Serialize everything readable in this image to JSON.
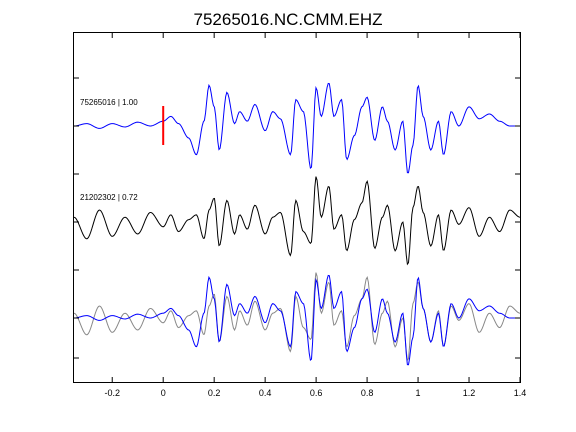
{
  "chart_data": {
    "type": "line",
    "title": "75265016.NC.CMM.EHZ",
    "xlabel": "",
    "ylabel": "",
    "xlim": [
      -0.35,
      1.4
    ],
    "x_ticks": [
      -0.2,
      0,
      0.2,
      0.4,
      0.6,
      0.8,
      1,
      1.2,
      1.4
    ],
    "x_tick_labels": [
      "-0.2",
      "0",
      "0.2",
      "0.4",
      "0.6",
      "0.8",
      "1",
      "1.2",
      "1.4"
    ],
    "grid": false,
    "pick_marker": {
      "x": 0,
      "color": "#ff0000"
    },
    "traces": [
      {
        "label": "75265016 | 1.00",
        "color": "#0000ff",
        "offset": 2
      },
      {
        "label": "21202302 | 0.72",
        "color": "#000000",
        "offset": 1
      }
    ],
    "overlay": {
      "colors": [
        "#0000ff",
        "#888888"
      ],
      "offset": 0
    },
    "keypoints": {
      "x": [
        -0.35,
        -0.3,
        -0.25,
        -0.2,
        -0.15,
        -0.1,
        -0.05,
        0,
        0.03,
        0.06,
        0.1,
        0.13,
        0.16,
        0.18,
        0.2,
        0.22,
        0.25,
        0.28,
        0.3,
        0.33,
        0.36,
        0.4,
        0.43,
        0.46,
        0.5,
        0.52,
        0.55,
        0.58,
        0.6,
        0.62,
        0.65,
        0.67,
        0.7,
        0.72,
        0.75,
        0.78,
        0.8,
        0.83,
        0.86,
        0.88,
        0.91,
        0.94,
        0.96,
        0.98,
        1.0,
        1.02,
        1.05,
        1.08,
        1.1,
        1.13,
        1.16,
        1.2,
        1.24,
        1.28,
        1.32,
        1.36,
        1.4
      ],
      "a": [
        0.0,
        0.05,
        -0.05,
        0.05,
        -0.02,
        0.08,
        0.0,
        0.1,
        0.2,
        0.05,
        -0.25,
        -0.6,
        0.1,
        0.85,
        0.4,
        -0.5,
        0.7,
        0.05,
        0.3,
        0.1,
        0.45,
        -0.1,
        0.3,
        0.15,
        -0.6,
        0.55,
        0.3,
        -0.9,
        0.8,
        0.2,
        0.9,
        0.2,
        0.55,
        -0.7,
        -0.2,
        0.4,
        0.6,
        -0.3,
        0.4,
        0.1,
        -0.5,
        0.1,
        -1.0,
        -0.4,
        0.85,
        0.2,
        -0.5,
        0.1,
        -0.6,
        0.3,
        0.0,
        0.4,
        0.15,
        0.25,
        0.1,
        0.0,
        0.0
      ],
      "b": [
        0.1,
        -0.35,
        0.25,
        -0.3,
        0.1,
        -0.25,
        0.2,
        -0.1,
        0.15,
        -0.2,
        0.05,
        0.15,
        -0.35,
        0.25,
        0.5,
        -0.5,
        0.45,
        -0.25,
        0.15,
        -0.15,
        0.35,
        -0.25,
        0.1,
        0.2,
        -0.7,
        0.45,
        -0.2,
        -0.45,
        0.95,
        0.1,
        0.75,
        -0.15,
        0.15,
        -0.6,
        0.05,
        0.4,
        0.85,
        -0.55,
        0.1,
        0.35,
        -0.6,
        0.0,
        -0.9,
        0.3,
        0.75,
        0.2,
        -0.5,
        0.15,
        -0.6,
        0.25,
        -0.05,
        0.3,
        -0.3,
        0.1,
        -0.2,
        0.25,
        0.1
      ]
    }
  }
}
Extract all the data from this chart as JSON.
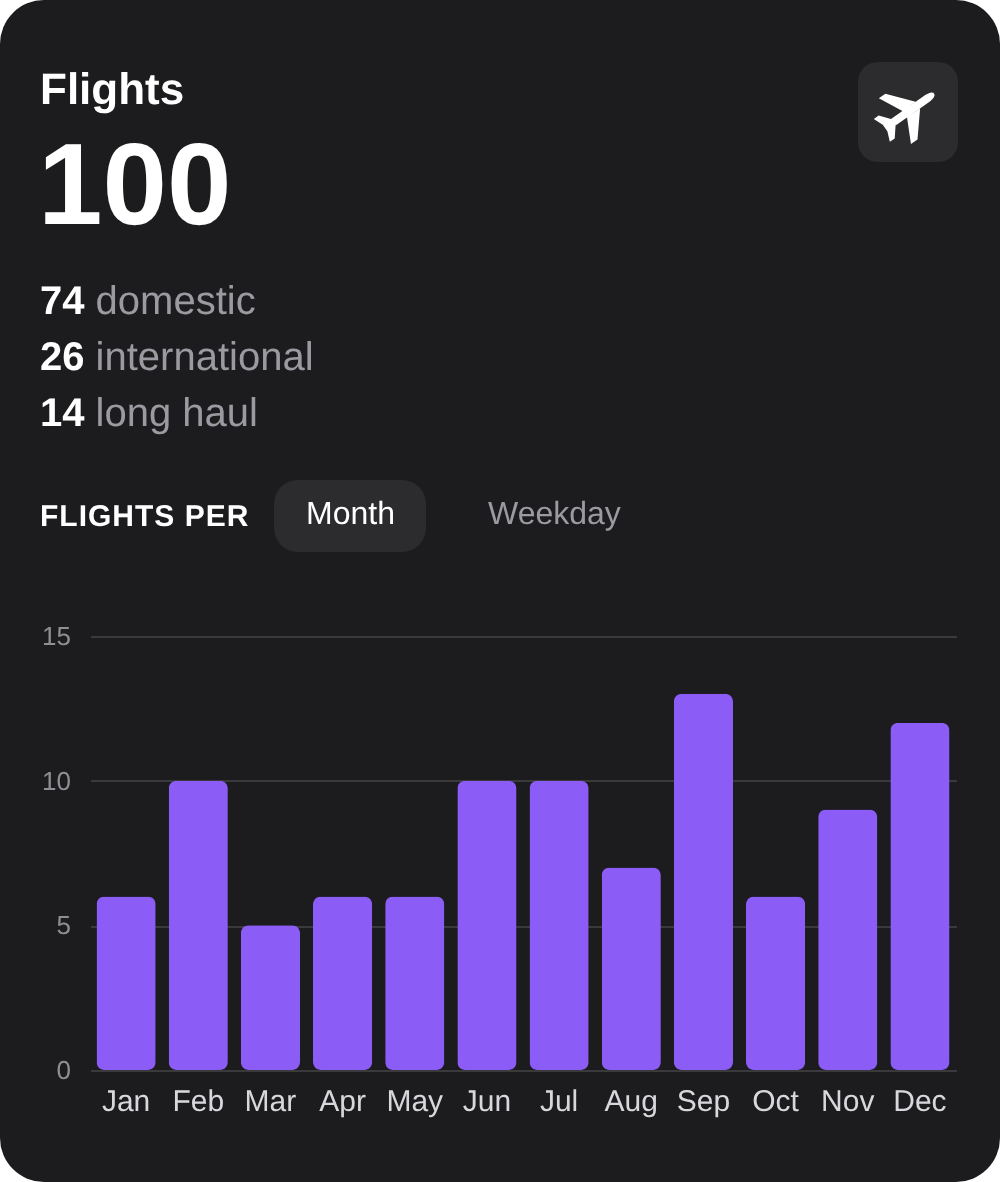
{
  "chart_data": {
    "type": "bar",
    "title": "Flights",
    "annotations": [
      "100",
      "74 domestic",
      "26 international",
      "14 long haul",
      "FLIGHTS PER",
      "Month",
      "Weekday"
    ],
    "categories": [
      "Jan",
      "Feb",
      "Mar",
      "Apr",
      "May",
      "Jun",
      "Jul",
      "Aug",
      "Sep",
      "Oct",
      "Nov",
      "Dec"
    ],
    "values": [
      6,
      10,
      5,
      6,
      6,
      10,
      10,
      7,
      13,
      6,
      9,
      12
    ],
    "color": "#8b5cf6",
    "ylim": [
      0,
      15
    ],
    "yticks": [
      0,
      5,
      10,
      15
    ],
    "grid": "y"
  }
}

○ ○ ○ ○

● YOUR INSTRUCTIONS:
Write out the listing word for word, omitting the pictures it holds.

● SOLUTION TO THE EXERCISE:
Serialize everything readable in this image to JSON.
{
  "chart_data": {
    "type": "line",
    "title": "75265016.NC.CMM.EHZ",
    "xlabel": "",
    "ylabel": "",
    "xlim": [
      -0.35,
      1.4
    ],
    "x_ticks": [
      -0.2,
      0,
      0.2,
      0.4,
      0.6,
      0.8,
      1,
      1.2,
      1.4
    ],
    "x_tick_labels": [
      "-0.2",
      "0",
      "0.2",
      "0.4",
      "0.6",
      "0.8",
      "1",
      "1.2",
      "1.4"
    ],
    "grid": false,
    "pick_marker": {
      "x": 0,
      "color": "#ff0000"
    },
    "traces": [
      {
        "label": "75265016 | 1.00",
        "color": "#0000ff",
        "offset": 2
      },
      {
        "label": "21202302 | 0.72",
        "color": "#000000",
        "offset": 1
      }
    ],
    "overlay": {
      "colors": [
        "#0000ff",
        "#888888"
      ],
      "offset": 0
    },
    "keypoints": {
      "x": [
        -0.35,
        -0.3,
        -0.25,
        -0.2,
        -0.15,
        -0.1,
        -0.05,
        0,
        0.03,
        0.06,
        0.1,
        0.13,
        0.16,
        0.18,
        0.2,
        0.22,
        0.25,
        0.28,
        0.3,
        0.33,
        0.36,
        0.4,
        0.43,
        0.46,
        0.5,
        0.52,
        0.55,
        0.58,
        0.6,
        0.62,
        0.65,
        0.67,
        0.7,
        0.72,
        0.75,
        0.78,
        0.8,
        0.83,
        0.86,
        0.88,
        0.91,
        0.94,
        0.96,
        0.98,
        1.0,
        1.02,
        1.05,
        1.08,
        1.1,
        1.13,
        1.16,
        1.2,
        1.24,
        1.28,
        1.32,
        1.36,
        1.4
      ],
      "a": [
        0.0,
        0.05,
        -0.05,
        0.05,
        -0.02,
        0.08,
        0.0,
        0.1,
        0.2,
        0.05,
        -0.25,
        -0.6,
        0.1,
        0.85,
        0.4,
        -0.5,
        0.7,
        0.05,
        0.3,
        0.1,
        0.45,
        -0.1,
        0.3,
        0.15,
        -0.6,
        0.55,
        0.3,
        -0.9,
        0.8,
        0.2,
        0.9,
        0.2,
        0.55,
        -0.7,
        -0.2,
        0.4,
        0.6,
        -0.3,
        0.4,
        0.1,
        -0.5,
        0.1,
        -1.0,
        -0.4,
        0.85,
        0.2,
        -0.5,
        0.1,
        -0.6,
        0.3,
        0.0,
        0.4,
        0.15,
        0.25,
        0.1,
        0.0,
        0.0
      ],
      "b": [
        0.1,
        -0.35,
        0.25,
        -0.3,
        0.1,
        -0.25,
        0.2,
        -0.1,
        0.15,
        -0.2,
        0.05,
        0.15,
        -0.35,
        0.25,
        0.5,
        -0.5,
        0.45,
        -0.25,
        0.15,
        -0.15,
        0.35,
        -0.25,
        0.1,
        0.2,
        -0.7,
        0.45,
        -0.2,
        -0.45,
        0.95,
        0.1,
        0.75,
        -0.15,
        0.15,
        -0.6,
        0.05,
        0.4,
        0.85,
        -0.55,
        0.1,
        0.35,
        -0.6,
        0.0,
        -0.9,
        0.3,
        0.75,
        0.2,
        -0.5,
        0.15,
        -0.6,
        0.25,
        -0.05,
        0.3,
        -0.3,
        0.1,
        -0.2,
        0.25,
        0.1
      ]
    }
  }
}
Extract all the data from this chart as JSON.
{
  "chart_data": {
    "type": "bar",
    "title": "Flights",
    "annotations": [
      "100",
      "74 domestic",
      "26 international",
      "14 long haul",
      "FLIGHTS PER",
      "Month",
      "Weekday"
    ],
    "categories": [
      "Jan",
      "Feb",
      "Mar",
      "Apr",
      "May",
      "Jun",
      "Jul",
      "Aug",
      "Sep",
      "Oct",
      "Nov",
      "Dec"
    ],
    "values": [
      6,
      10,
      5,
      6,
      6,
      10,
      10,
      7,
      13,
      6,
      9,
      12
    ],
    "color": "#8b5cf6",
    "ylim": [
      0,
      15
    ],
    "yticks": [
      0,
      5,
      10,
      15
    ],
    "grid": "y"
  }
}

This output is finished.